GOAL
Copy each line of the entries below verbatim, omitting the pictures.

DATA IN THIS EXERCISE
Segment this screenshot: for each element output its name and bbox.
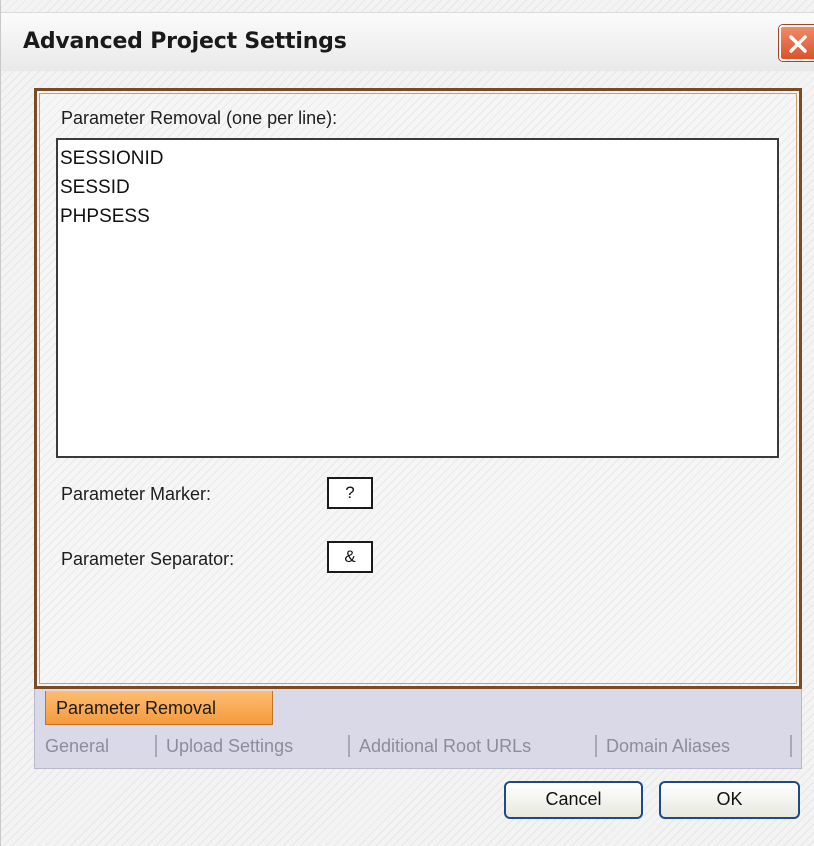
close-icon bbox=[789, 35, 807, 53]
close-button[interactable] bbox=[779, 25, 814, 61]
parameter-marker-label: Parameter Marker: bbox=[61, 484, 212, 504]
cancel-button[interactable]: Cancel bbox=[504, 781, 643, 819]
title-bar[interactable]: Advanced Project Settings bbox=[1, 12, 814, 71]
tab-separator bbox=[348, 735, 350, 757]
tab-additional-root-urls[interactable]: Additional Root URLs bbox=[359, 731, 531, 757]
tab-separator bbox=[155, 735, 157, 757]
tab-row: General Upload Settings Additional Root … bbox=[35, 731, 803, 761]
tab-parameter-removal[interactable]: Parameter Removal bbox=[45, 691, 273, 725]
parameter-separator-input[interactable]: & bbox=[327, 541, 373, 573]
window-title: Advanced Project Settings bbox=[23, 29, 347, 54]
tab-upload-settings[interactable]: Upload Settings bbox=[166, 731, 293, 757]
parameter-removal-label: Parameter Removal (one per line): bbox=[61, 108, 338, 128]
parameter-separator-label: Parameter Separator: bbox=[61, 549, 235, 569]
parameter-removal-textarea[interactable]: SESSIONID SESSID PHPSESS bbox=[56, 138, 779, 458]
tab-separator bbox=[790, 735, 792, 757]
ok-button[interactable]: OK bbox=[659, 781, 800, 819]
tab-separator bbox=[595, 735, 597, 757]
parameter-marker-input[interactable]: ? bbox=[327, 477, 373, 509]
tab-strip: Parameter Removal General Upload Setting… bbox=[34, 689, 802, 769]
dialog-window: Advanced Project Settings Parameter Remo… bbox=[0, 0, 814, 846]
tab-domain-aliases[interactable]: Domain Aliases bbox=[606, 731, 730, 757]
tab-general[interactable]: General bbox=[45, 731, 109, 757]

EXERCISE SOLUTION
Segment this screenshot: for each element output its name and bbox.
close-icon bbox=[789, 35, 807, 53]
close-button[interactable] bbox=[779, 25, 814, 61]
parameter-marker-label: Parameter Marker: bbox=[61, 484, 212, 504]
cancel-button[interactable]: Cancel bbox=[504, 781, 643, 819]
title-bar[interactable]: Advanced Project Settings bbox=[1, 12, 814, 71]
tab-separator bbox=[348, 735, 350, 757]
tab-additional-root-urls[interactable]: Additional Root URLs bbox=[359, 731, 531, 757]
tab-separator bbox=[155, 735, 157, 757]
tab-row: General Upload Settings Additional Root … bbox=[35, 731, 803, 761]
tab-parameter-removal[interactable]: Parameter Removal bbox=[45, 691, 273, 725]
parameter-separator-input[interactable]: & bbox=[327, 541, 373, 573]
window-title: Advanced Project Settings bbox=[23, 29, 347, 54]
tab-upload-settings[interactable]: Upload Settings bbox=[166, 731, 293, 757]
parameter-removal-label: Parameter Removal (one per line): bbox=[61, 108, 338, 128]
parameter-separator-label: Parameter Separator: bbox=[61, 549, 235, 569]
parameter-removal-textarea[interactable]: SESSIONID SESSID PHPSESS bbox=[56, 138, 779, 458]
tab-separator bbox=[790, 735, 792, 757]
ok-button[interactable]: OK bbox=[659, 781, 800, 819]
tab-separator bbox=[595, 735, 597, 757]
parameter-marker-input[interactable]: ? bbox=[327, 477, 373, 509]
tab-strip: Parameter Removal General Upload Setting… bbox=[34, 689, 802, 769]
dialog-window: Advanced Project Settings Parameter Remo… bbox=[0, 0, 814, 846]
tab-domain-aliases[interactable]: Domain Aliases bbox=[606, 731, 730, 757]
tab-general[interactable]: General bbox=[45, 731, 109, 757]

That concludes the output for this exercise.